■ MATERIAL FOR THE TASK ■

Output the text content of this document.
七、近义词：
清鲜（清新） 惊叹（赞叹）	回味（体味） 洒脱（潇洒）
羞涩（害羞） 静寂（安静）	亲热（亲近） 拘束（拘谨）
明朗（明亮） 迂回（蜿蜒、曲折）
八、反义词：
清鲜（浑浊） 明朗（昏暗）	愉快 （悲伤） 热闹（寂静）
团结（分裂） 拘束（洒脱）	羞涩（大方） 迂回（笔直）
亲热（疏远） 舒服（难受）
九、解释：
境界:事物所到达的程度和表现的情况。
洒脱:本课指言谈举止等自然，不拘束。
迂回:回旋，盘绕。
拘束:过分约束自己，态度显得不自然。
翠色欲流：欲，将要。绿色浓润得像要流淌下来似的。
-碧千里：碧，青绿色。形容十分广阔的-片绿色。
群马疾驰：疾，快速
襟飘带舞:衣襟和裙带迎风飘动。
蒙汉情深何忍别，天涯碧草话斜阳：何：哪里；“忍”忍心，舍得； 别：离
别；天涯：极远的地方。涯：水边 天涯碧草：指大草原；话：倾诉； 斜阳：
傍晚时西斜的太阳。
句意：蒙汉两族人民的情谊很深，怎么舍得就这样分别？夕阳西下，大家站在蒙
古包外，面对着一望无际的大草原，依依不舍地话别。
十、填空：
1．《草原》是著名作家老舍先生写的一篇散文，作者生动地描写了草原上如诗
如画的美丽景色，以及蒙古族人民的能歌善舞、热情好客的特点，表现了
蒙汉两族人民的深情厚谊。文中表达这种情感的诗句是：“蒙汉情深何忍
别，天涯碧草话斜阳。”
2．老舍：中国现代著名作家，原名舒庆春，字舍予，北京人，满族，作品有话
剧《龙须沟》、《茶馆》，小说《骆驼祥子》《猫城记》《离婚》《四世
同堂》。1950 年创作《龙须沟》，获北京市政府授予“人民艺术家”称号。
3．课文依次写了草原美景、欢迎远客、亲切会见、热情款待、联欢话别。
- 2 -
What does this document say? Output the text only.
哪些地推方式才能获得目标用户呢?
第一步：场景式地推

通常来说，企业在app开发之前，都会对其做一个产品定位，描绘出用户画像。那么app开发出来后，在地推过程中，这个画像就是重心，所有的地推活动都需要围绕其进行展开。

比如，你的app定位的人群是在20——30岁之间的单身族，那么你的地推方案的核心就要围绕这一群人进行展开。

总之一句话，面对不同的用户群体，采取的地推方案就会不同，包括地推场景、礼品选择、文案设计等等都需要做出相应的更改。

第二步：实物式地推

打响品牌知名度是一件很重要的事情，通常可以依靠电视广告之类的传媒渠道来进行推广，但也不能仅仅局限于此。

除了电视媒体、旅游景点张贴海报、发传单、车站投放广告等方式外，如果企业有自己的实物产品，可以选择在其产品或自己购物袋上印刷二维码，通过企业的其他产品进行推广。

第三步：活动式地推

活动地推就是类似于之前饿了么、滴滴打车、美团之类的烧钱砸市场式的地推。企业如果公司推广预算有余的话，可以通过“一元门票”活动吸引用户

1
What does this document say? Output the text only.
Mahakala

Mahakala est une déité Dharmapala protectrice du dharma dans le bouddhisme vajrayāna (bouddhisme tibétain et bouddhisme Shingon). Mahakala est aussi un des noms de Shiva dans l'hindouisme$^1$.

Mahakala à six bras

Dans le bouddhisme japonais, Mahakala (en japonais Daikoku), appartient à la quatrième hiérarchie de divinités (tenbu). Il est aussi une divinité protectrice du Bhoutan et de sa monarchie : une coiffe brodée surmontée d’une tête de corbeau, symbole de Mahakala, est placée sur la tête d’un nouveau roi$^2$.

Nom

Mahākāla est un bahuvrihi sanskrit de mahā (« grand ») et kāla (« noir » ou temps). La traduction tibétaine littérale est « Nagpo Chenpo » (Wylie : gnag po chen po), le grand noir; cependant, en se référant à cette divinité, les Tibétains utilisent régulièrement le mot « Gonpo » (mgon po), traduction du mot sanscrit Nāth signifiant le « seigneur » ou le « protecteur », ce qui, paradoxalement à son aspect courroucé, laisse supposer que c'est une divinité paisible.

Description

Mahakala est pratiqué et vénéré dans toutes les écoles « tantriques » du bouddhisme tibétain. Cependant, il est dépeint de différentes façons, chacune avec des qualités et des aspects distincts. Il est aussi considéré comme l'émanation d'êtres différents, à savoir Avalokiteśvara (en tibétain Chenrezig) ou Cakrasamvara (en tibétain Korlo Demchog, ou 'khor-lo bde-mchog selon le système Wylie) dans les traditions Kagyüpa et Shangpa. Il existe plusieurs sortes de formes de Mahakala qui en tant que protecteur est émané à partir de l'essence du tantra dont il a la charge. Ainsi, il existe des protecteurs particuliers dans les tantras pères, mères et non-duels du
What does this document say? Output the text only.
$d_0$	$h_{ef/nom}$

■ PROMPT ■
Every record above must be duplicated exactly.

■ REPLY TO THE EXERCISE ■
Output the text content of this document.
七、近义词：
清鲜（清新） 惊叹（赞叹）	回味（体味） 洒脱（潇洒）
羞涩（害羞） 静寂（安静）	亲热（亲近） 拘束（拘谨）
明朗（明亮） 迂回（蜿蜒、曲折）
八、反义词：
清鲜（浑浊） 明朗（昏暗）	愉快 （悲伤） 热闹（寂静）
团结（分裂） 拘束（洒脱）	羞涩（大方） 迂回（笔直）
亲热（疏远） 舒服（难受）
九、解释：
境界:事物所到达的程度和表现的情况。
洒脱:本课指言谈举止等自然，不拘束。
迂回:回旋，盘绕。
拘束:过分约束自己，态度显得不自然。
翠色欲流：欲，将要。绿色浓润得像要流淌下来似的。
-碧千里：碧，青绿色。形容十分广阔的-片绿色。
群马疾驰：疾，快速
襟飘带舞:衣襟和裙带迎风飘动。
蒙汉情深何忍别，天涯碧草话斜阳：何：哪里；“忍”忍心，舍得； 别：离
别；天涯：极远的地方。涯：水边 天涯碧草：指大草原；话：倾诉； 斜阳：
傍晚时西斜的太阳。
句意：蒙汉两族人民的情谊很深，怎么舍得就这样分别？夕阳西下，大家站在蒙
古包外，面对着一望无际的大草原，依依不舍地话别。
十、填空：
1．《草原》是著名作家老舍先生写的一篇散文，作者生动地描写了草原上如诗
如画的美丽景色，以及蒙古族人民的能歌善舞、热情好客的特点，表现了
蒙汉两族人民的深情厚谊。文中表达这种情感的诗句是：“蒙汉情深何忍
别，天涯碧草话斜阳。”
2．老舍：中国现代著名作家，原名舒庆春，字舍予，北京人，满族，作品有话
剧《龙须沟》、《茶馆》，小说《骆驼祥子》《猫城记》《离婚》《四世
同堂》。1950 年创作《龙须沟》，获北京市政府授予“人民艺术家”称号。
3．课文依次写了草原美景、欢迎远客、亲切会见、热情款待、联欢话别。
- 2 -
What does this document say? Output the text only.
哪些地推方式才能获得目标用户呢?
第一步：场景式地推

通常来说，企业在app开发之前，都会对其做一个产品定位，描绘出用户画像。那么app开发出来后，在地推过程中，这个画像就是重心，所有的地推活动都需要围绕其进行展开。

比如，你的app定位的人群是在20——30岁之间的单身族，那么你的地推方案的核心就要围绕这一群人进行展开。

总之一句话，面对不同的用户群体，采取的地推方案就会不同，包括地推场景、礼品选择、文案设计等等都需要做出相应的更改。

第二步：实物式地推

打响品牌知名度是一件很重要的事情，通常可以依靠电视广告之类的传媒渠道来进行推广，但也不能仅仅局限于此。

除了电视媒体、旅游景点张贴海报、发传单、车站投放广告等方式外，如果企业有自己的实物产品，可以选择在其产品或自己购物袋上印刷二维码，通过企业的其他产品进行推广。

第三步：活动式地推

活动地推就是类似于之前饿了么、滴滴打车、美团之类的烧钱砸市场式的地推。企业如果公司推广预算有余的话，可以通过“一元门票”活动吸引用户

1
What does this document say? Output the text only.
Mahakala

Mahakala est une déité Dharmapala protectrice du dharma dans le bouddhisme vajrayāna (bouddhisme tibétain et bouddhisme Shingon). Mahakala est aussi un des noms de Shiva dans l'hindouisme$^1$.

Mahakala à six bras

Dans le bouddhisme japonais, Mahakala (en japonais Daikoku), appartient à la quatrième hiérarchie de divinités (tenbu). Il est aussi une divinité protectrice du Bhoutan et de sa monarchie : une coiffe brodée surmontée d’une tête de corbeau, symbole de Mahakala, est placée sur la tête d’un nouveau roi$^2$.

Nom

Mahākāla est un bahuvrihi sanskrit de mahā (« grand ») et kāla (« noir » ou temps). La traduction tibétaine littérale est « Nagpo Chenpo » (Wylie : gnag po chen po), le grand noir; cependant, en se référant à cette divinité, les Tibétains utilisent régulièrement le mot « Gonpo » (mgon po), traduction du mot sanscrit Nāth signifiant le « seigneur » ou le « protecteur », ce qui, paradoxalement à son aspect courroucé, laisse supposer que c'est une divinité paisible.

Description

Mahakala est pratiqué et vénéré dans toutes les écoles « tantriques » du bouddhisme tibétain. Cependant, il est dépeint de différentes façons, chacune avec des qualités et des aspects distincts. Il est aussi considéré comme l'émanation d'êtres différents, à savoir Avalokiteśvara (en tibétain Chenrezig) ou Cakrasamvara (en tibétain Korlo Demchog, ou 'khor-lo bde-mchog selon le système Wylie) dans les traditions Kagyüpa et Shangpa. Il existe plusieurs sortes de formes de Mahakala qui en tant que protecteur est émané à partir de l'essence du tantra dont il a la charge. Ainsi, il existe des protecteurs particuliers dans les tantras pères, mères et non-duels du
What does this document say? Output the text only.
$d_0$	$h_{ef/nom}$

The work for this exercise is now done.